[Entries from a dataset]
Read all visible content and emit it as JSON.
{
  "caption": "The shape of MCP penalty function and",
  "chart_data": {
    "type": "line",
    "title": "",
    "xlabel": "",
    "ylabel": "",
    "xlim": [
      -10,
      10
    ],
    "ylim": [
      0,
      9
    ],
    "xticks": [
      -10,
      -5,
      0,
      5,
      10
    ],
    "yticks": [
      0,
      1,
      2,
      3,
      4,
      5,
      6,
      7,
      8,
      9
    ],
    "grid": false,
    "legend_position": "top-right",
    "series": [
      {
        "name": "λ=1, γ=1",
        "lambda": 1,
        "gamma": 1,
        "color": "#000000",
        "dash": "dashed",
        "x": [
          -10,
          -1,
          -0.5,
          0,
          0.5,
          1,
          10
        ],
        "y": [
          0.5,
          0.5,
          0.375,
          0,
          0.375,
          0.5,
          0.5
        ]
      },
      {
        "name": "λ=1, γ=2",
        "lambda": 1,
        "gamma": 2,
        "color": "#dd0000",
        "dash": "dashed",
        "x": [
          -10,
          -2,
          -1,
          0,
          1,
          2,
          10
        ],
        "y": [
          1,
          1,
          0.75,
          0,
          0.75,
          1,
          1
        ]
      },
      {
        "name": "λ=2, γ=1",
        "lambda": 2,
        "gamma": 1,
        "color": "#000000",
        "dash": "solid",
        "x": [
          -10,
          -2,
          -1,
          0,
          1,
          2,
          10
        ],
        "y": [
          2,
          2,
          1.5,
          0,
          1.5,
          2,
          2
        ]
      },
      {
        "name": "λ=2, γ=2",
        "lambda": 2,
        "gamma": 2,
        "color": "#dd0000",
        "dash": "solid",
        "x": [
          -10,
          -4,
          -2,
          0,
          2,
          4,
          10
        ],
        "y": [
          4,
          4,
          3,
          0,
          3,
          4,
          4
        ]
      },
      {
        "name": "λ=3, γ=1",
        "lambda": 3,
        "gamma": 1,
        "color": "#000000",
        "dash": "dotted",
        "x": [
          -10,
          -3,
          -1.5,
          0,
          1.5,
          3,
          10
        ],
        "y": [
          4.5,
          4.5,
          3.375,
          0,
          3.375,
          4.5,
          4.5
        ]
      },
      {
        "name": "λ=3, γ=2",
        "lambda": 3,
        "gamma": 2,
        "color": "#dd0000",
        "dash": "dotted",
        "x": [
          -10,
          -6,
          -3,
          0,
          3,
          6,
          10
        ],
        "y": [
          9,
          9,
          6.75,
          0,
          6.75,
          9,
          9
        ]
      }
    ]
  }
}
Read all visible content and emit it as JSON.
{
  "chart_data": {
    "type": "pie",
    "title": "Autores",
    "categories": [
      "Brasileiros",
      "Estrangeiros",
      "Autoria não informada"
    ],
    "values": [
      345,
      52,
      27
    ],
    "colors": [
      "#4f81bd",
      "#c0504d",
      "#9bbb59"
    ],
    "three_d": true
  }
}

| Stated goal |
Extract each record, keeping it identical to the original.

| Finished task |
Read all visible content and emit it as JSON.
{
  "caption": "The shape of MCP penalty function and",
  "chart_data": {
    "type": "line",
    "title": "",
    "xlabel": "",
    "ylabel": "",
    "xlim": [
      -10,
      10
    ],
    "ylim": [
      0,
      9
    ],
    "xticks": [
      -10,
      -5,
      0,
      5,
      10
    ],
    "yticks": [
      0,
      1,
      2,
      3,
      4,
      5,
      6,
      7,
      8,
      9
    ],
    "grid": false,
    "legend_position": "top-right",
    "series": [
      {
        "name": "λ=1, γ=1",
        "lambda": 1,
        "gamma": 1,
        "color": "#000000",
        "dash": "dashed",
        "x": [
          -10,
          -1,
          -0.5,
          0,
          0.5,
          1,
          10
        ],
        "y": [
          0.5,
          0.5,
          0.375,
          0,
          0.375,
          0.5,
          0.5
        ]
      },
      {
        "name": "λ=1, γ=2",
        "lambda": 1,
        "gamma": 2,
        "color": "#dd0000",
        "dash": "dashed",
        "x": [
          -10,
          -2,
          -1,
          0,
          1,
          2,
          10
        ],
        "y": [
          1,
          1,
          0.75,
          0,
          0.75,
          1,
          1
        ]
      },
      {
        "name": "λ=2, γ=1",
        "lambda": 2,
        "gamma": 1,
        "color": "#000000",
        "dash": "solid",
        "x": [
          -10,
          -2,
          -1,
          0,
          1,
          2,
          10
        ],
        "y": [
          2,
          2,
          1.5,
          0,
          1.5,
          2,
          2
        ]
      },
      {
        "name": "λ=2, γ=2",
        "lambda": 2,
        "gamma": 2,
        "color": "#dd0000",
        "dash": "solid",
        "x": [
          -10,
          -4,
          -2,
          0,
          2,
          4,
          10
        ],
        "y": [
          4,
          4,
          3,
          0,
          3,
          4,
          4
        ]
      },
      {
        "name": "λ=3, γ=1",
        "lambda": 3,
        "gamma": 1,
        "color": "#000000",
        "dash": "dotted",
        "x": [
          -10,
          -3,
          -1.5,
          0,
          1.5,
          3,
          10
        ],
        "y": [
          4.5,
          4.5,
          3.375,
          0,
          3.375,
          4.5,
          4.5
        ]
      },
      {
        "name": "λ=3, γ=2",
        "lambda": 3,
        "gamma": 2,
        "color": "#dd0000",
        "dash": "dotted",
        "x": [
          -10,
          -6,
          -3,
          0,
          3,
          6,
          10
        ],
        "y": [
          9,
          9,
          6.75,
          0,
          6.75,
          9,
          9
        ]
      }
    ]
  }
}
Read all visible content and emit it as JSON.
{
  "chart_data": {
    "type": "pie",
    "title": "Autores",
    "categories": [
      "Brasileiros",
      "Estrangeiros",
      "Autoria não informada"
    ],
    "values": [
      345,
      52,
      27
    ],
    "colors": [
      "#4f81bd",
      "#c0504d",
      "#9bbb59"
    ],
    "three_d": true
  }
}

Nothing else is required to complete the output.